Goal: List each line of the data that holds the string "Farmed", please.

Input:
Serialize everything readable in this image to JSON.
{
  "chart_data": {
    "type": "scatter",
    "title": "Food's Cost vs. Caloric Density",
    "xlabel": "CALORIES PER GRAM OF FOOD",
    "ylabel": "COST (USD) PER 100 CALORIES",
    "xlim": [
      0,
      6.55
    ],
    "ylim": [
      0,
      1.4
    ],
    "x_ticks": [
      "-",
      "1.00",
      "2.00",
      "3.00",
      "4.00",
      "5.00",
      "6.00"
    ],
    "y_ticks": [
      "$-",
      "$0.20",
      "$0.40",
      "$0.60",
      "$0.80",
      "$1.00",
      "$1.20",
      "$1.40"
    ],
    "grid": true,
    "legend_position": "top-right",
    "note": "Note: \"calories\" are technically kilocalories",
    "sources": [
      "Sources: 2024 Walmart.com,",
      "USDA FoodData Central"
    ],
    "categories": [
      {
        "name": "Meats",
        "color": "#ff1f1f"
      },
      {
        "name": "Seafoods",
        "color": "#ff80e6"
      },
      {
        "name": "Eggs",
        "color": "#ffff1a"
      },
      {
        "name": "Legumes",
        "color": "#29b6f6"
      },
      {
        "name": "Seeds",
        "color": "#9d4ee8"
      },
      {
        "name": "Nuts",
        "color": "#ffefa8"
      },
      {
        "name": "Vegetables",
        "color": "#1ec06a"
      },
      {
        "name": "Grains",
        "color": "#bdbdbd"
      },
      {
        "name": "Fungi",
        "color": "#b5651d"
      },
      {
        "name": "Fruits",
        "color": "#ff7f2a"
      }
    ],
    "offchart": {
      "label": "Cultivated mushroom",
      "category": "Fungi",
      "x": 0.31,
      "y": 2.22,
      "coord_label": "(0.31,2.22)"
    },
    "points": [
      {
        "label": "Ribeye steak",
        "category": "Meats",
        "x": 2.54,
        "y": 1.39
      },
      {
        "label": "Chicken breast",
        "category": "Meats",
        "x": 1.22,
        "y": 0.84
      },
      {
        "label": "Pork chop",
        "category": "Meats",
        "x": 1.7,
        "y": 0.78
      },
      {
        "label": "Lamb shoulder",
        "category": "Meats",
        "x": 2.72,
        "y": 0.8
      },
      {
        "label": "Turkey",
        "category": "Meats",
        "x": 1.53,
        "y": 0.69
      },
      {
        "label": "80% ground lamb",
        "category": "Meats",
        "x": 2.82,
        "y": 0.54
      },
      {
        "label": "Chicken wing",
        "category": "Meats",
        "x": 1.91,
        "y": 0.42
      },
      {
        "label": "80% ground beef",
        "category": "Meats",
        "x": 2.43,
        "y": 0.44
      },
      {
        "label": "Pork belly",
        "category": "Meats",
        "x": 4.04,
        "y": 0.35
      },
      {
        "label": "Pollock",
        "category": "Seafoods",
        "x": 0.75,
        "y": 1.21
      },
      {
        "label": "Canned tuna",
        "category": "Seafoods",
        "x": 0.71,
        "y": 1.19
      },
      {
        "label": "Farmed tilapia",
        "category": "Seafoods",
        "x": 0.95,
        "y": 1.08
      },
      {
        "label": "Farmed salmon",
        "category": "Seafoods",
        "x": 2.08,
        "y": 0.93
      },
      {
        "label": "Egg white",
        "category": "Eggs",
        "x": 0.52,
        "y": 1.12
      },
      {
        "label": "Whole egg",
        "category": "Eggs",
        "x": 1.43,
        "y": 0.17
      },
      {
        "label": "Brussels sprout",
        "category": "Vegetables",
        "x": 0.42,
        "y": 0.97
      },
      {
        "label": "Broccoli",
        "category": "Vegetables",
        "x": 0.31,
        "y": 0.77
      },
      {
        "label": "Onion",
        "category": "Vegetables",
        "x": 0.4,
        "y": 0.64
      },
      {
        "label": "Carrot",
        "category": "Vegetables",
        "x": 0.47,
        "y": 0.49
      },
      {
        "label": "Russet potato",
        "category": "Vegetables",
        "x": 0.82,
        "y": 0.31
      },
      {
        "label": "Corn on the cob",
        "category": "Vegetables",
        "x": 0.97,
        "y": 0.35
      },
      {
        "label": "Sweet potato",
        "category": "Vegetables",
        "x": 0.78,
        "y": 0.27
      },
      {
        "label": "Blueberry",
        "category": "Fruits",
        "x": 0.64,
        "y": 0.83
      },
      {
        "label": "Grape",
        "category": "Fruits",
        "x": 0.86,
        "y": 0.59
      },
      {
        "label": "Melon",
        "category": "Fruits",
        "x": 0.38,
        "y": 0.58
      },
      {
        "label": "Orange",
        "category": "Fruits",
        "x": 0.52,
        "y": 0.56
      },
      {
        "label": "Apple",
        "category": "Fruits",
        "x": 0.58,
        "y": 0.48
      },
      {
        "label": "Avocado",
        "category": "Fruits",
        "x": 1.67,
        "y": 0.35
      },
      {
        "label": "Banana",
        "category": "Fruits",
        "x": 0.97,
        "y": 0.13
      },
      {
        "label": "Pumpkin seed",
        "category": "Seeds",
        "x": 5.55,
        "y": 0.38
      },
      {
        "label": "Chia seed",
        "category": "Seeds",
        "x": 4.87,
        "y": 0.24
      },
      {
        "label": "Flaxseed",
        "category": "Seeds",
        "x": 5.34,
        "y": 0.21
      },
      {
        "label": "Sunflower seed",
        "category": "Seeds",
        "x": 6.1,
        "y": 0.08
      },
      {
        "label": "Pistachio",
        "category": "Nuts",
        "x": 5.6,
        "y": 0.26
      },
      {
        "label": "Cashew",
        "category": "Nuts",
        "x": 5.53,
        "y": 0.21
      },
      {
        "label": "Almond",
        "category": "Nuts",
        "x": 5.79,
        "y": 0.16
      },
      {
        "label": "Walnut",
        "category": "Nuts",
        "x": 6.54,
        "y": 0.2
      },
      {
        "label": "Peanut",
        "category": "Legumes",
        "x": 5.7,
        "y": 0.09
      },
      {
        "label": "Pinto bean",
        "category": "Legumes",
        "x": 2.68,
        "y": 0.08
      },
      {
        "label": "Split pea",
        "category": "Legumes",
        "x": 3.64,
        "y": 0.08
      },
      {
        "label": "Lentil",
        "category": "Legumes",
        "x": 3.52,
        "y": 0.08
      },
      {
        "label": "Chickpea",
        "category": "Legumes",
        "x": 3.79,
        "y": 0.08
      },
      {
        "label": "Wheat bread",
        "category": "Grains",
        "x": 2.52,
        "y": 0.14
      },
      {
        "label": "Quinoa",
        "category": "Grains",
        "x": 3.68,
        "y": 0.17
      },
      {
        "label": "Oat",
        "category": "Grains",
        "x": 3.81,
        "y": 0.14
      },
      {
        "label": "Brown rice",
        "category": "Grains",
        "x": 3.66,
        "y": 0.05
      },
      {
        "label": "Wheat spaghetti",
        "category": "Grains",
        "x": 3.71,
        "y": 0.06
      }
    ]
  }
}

The solution:
        "label": "Farmed tilapia",
        "label": "Farmed salmon",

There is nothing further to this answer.